§ **CHALLENGE**
Reproduce the listing word for word, leaving every picture behind.

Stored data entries
▼

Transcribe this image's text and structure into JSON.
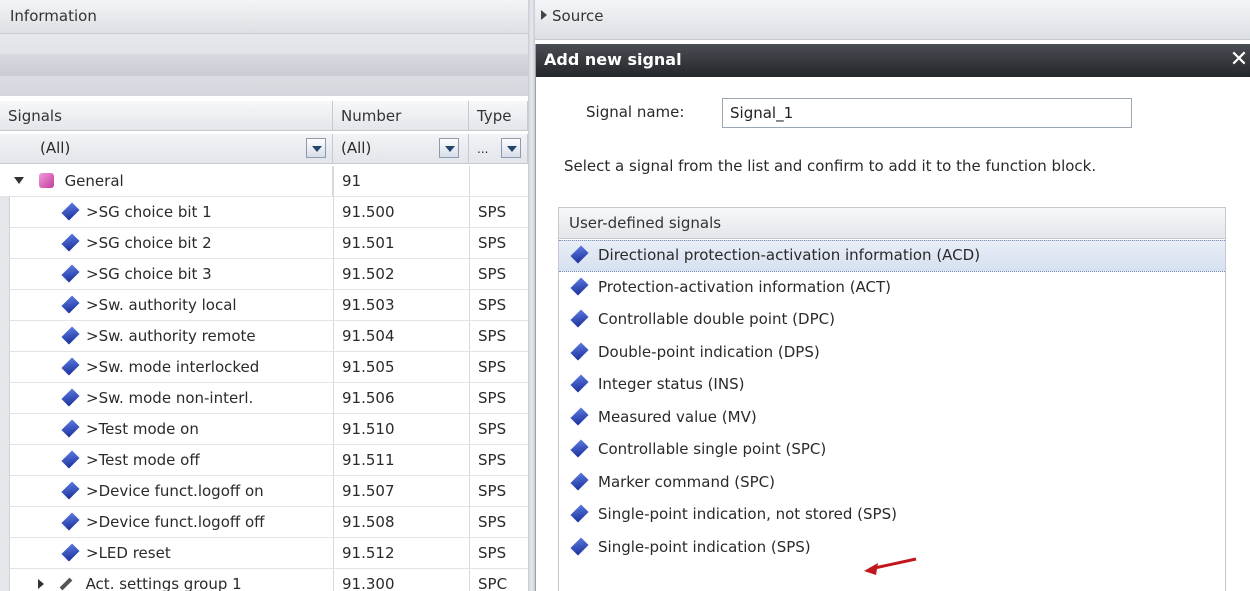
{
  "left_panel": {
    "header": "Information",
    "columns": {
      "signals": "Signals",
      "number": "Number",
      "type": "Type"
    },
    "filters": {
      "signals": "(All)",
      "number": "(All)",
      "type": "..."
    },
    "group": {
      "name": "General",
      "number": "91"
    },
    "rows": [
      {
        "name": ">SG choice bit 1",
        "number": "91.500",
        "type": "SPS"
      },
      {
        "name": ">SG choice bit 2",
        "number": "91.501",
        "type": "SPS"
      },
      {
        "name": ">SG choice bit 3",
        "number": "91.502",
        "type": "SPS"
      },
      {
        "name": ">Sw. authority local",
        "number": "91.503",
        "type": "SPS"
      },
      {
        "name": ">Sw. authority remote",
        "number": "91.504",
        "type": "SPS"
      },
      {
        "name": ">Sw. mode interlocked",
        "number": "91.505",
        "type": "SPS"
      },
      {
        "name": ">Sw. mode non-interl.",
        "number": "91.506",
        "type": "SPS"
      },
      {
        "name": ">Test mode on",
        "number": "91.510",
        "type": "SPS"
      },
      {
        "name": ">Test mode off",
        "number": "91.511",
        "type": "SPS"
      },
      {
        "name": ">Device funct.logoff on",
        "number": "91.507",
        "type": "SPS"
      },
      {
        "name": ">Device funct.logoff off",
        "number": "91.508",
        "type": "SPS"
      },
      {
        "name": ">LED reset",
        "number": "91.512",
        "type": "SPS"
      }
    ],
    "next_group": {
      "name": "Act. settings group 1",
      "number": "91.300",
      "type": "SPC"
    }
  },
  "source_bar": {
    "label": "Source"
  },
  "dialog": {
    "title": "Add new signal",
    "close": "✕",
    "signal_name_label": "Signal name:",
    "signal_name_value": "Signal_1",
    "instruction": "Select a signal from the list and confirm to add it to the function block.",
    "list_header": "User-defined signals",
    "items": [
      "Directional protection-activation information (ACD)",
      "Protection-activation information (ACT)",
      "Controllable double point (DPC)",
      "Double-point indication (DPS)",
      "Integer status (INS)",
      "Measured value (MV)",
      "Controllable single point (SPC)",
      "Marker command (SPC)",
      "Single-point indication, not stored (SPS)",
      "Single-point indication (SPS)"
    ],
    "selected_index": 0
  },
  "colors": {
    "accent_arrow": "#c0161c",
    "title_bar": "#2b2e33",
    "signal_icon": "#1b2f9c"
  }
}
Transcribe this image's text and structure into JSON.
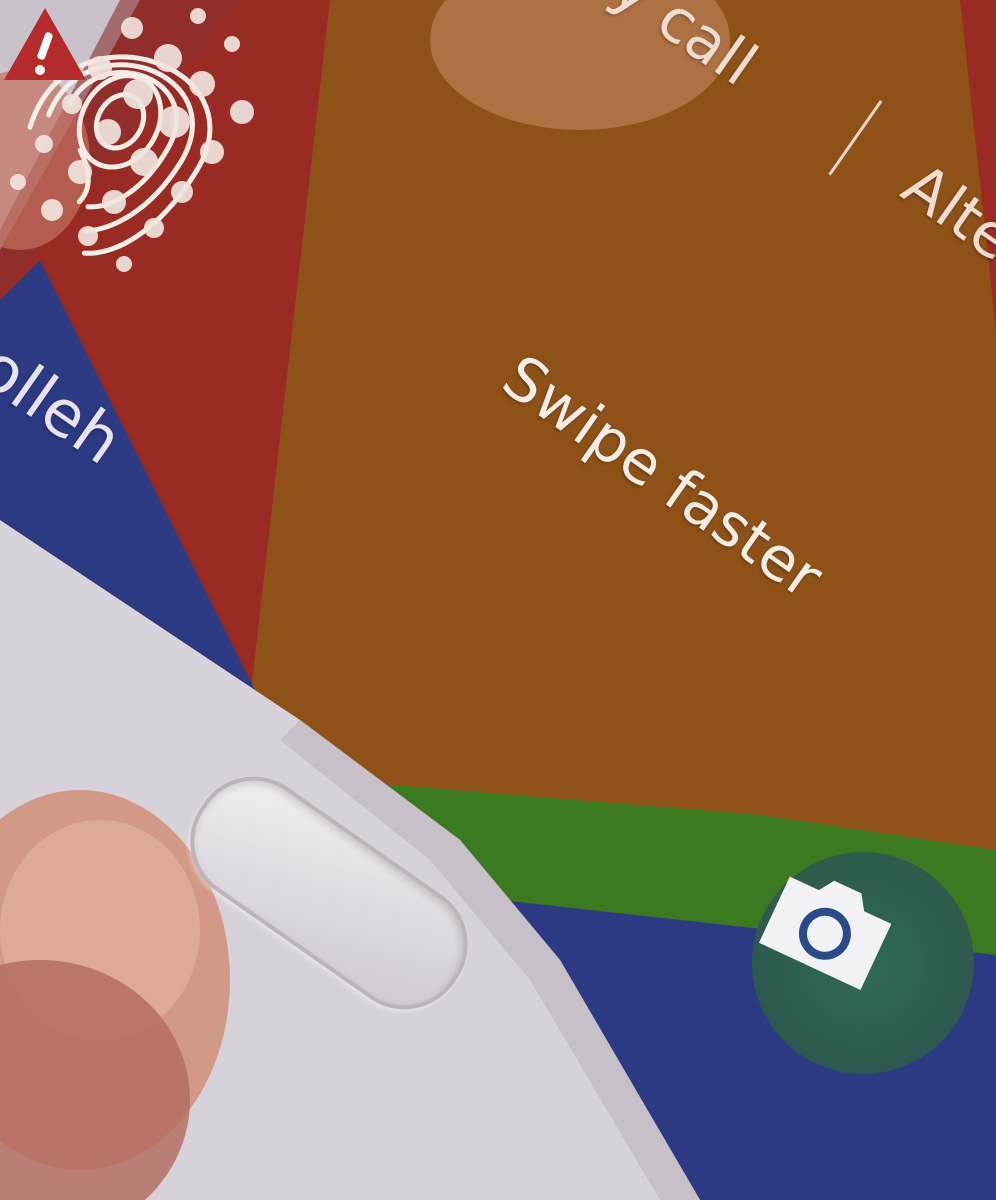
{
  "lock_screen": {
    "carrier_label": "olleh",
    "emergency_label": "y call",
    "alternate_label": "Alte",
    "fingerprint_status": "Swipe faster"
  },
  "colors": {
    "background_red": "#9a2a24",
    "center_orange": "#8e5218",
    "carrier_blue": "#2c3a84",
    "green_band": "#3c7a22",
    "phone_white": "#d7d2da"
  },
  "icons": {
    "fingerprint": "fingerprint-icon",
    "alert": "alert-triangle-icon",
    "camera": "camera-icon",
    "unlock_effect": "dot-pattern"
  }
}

▲

§ **COMPLETE RESPONSE**
Transcribe this image's text and structure into JSON.
{
  "left_panel": {
    "header": "Information",
    "columns": {
      "signals": "Signals",
      "number": "Number",
      "type": "Type"
    },
    "filters": {
      "signals": "(All)",
      "number": "(All)",
      "type": "..."
    },
    "group": {
      "name": "General",
      "number": "91"
    },
    "rows": [
      {
        "name": ">SG choice bit 1",
        "number": "91.500",
        "type": "SPS"
      },
      {
        "name": ">SG choice bit 2",
        "number": "91.501",
        "type": "SPS"
      },
      {
        "name": ">SG choice bit 3",
        "number": "91.502",
        "type": "SPS"
      },
      {
        "name": ">Sw. authority local",
        "number": "91.503",
        "type": "SPS"
      },
      {
        "name": ">Sw. authority remote",
        "number": "91.504",
        "type": "SPS"
      },
      {
        "name": ">Sw. mode interlocked",
        "number": "91.505",
        "type": "SPS"
      },
      {
        "name": ">Sw. mode non-interl.",
        "number": "91.506",
        "type": "SPS"
      },
      {
        "name": ">Test mode on",
        "number": "91.510",
        "type": "SPS"
      },
      {
        "name": ">Test mode off",
        "number": "91.511",
        "type": "SPS"
      },
      {
        "name": ">Device funct.logoff on",
        "number": "91.507",
        "type": "SPS"
      },
      {
        "name": ">Device funct.logoff off",
        "number": "91.508",
        "type": "SPS"
      },
      {
        "name": ">LED reset",
        "number": "91.512",
        "type": "SPS"
      }
    ],
    "next_group": {
      "name": "Act. settings group 1",
      "number": "91.300",
      "type": "SPC"
    }
  },
  "source_bar": {
    "label": "Source"
  },
  "dialog": {
    "title": "Add new signal",
    "close": "✕",
    "signal_name_label": "Signal name:",
    "signal_name_value": "Signal_1",
    "instruction": "Select a signal from the list and confirm to add it to the function block.",
    "list_header": "User-defined signals",
    "items": [
      "Directional protection-activation information (ACD)",
      "Protection-activation information (ACT)",
      "Controllable double point (DPC)",
      "Double-point indication (DPS)",
      "Integer status (INS)",
      "Measured value (MV)",
      "Controllable single point (SPC)",
      "Marker command (SPC)",
      "Single-point indication, not stored (SPS)",
      "Single-point indication (SPS)"
    ],
    "selected_index": 0
  },
  "colors": {
    "accent_arrow": "#c0161c",
    "title_bar": "#2b2e33",
    "signal_icon": "#1b2f9c"
  }
}
Transcribe this image's text and structure into JSON.
{
  "lock_screen": {
    "carrier_label": "olleh",
    "emergency_label": "y call",
    "alternate_label": "Alte",
    "fingerprint_status": "Swipe faster"
  },
  "colors": {
    "background_red": "#9a2a24",
    "center_orange": "#8e5218",
    "carrier_blue": "#2c3a84",
    "green_band": "#3c7a22",
    "phone_white": "#d7d2da"
  },
  "icons": {
    "fingerprint": "fingerprint-icon",
    "alert": "alert-triangle-icon",
    "camera": "camera-icon",
    "unlock_effect": "dot-pattern"
  }
}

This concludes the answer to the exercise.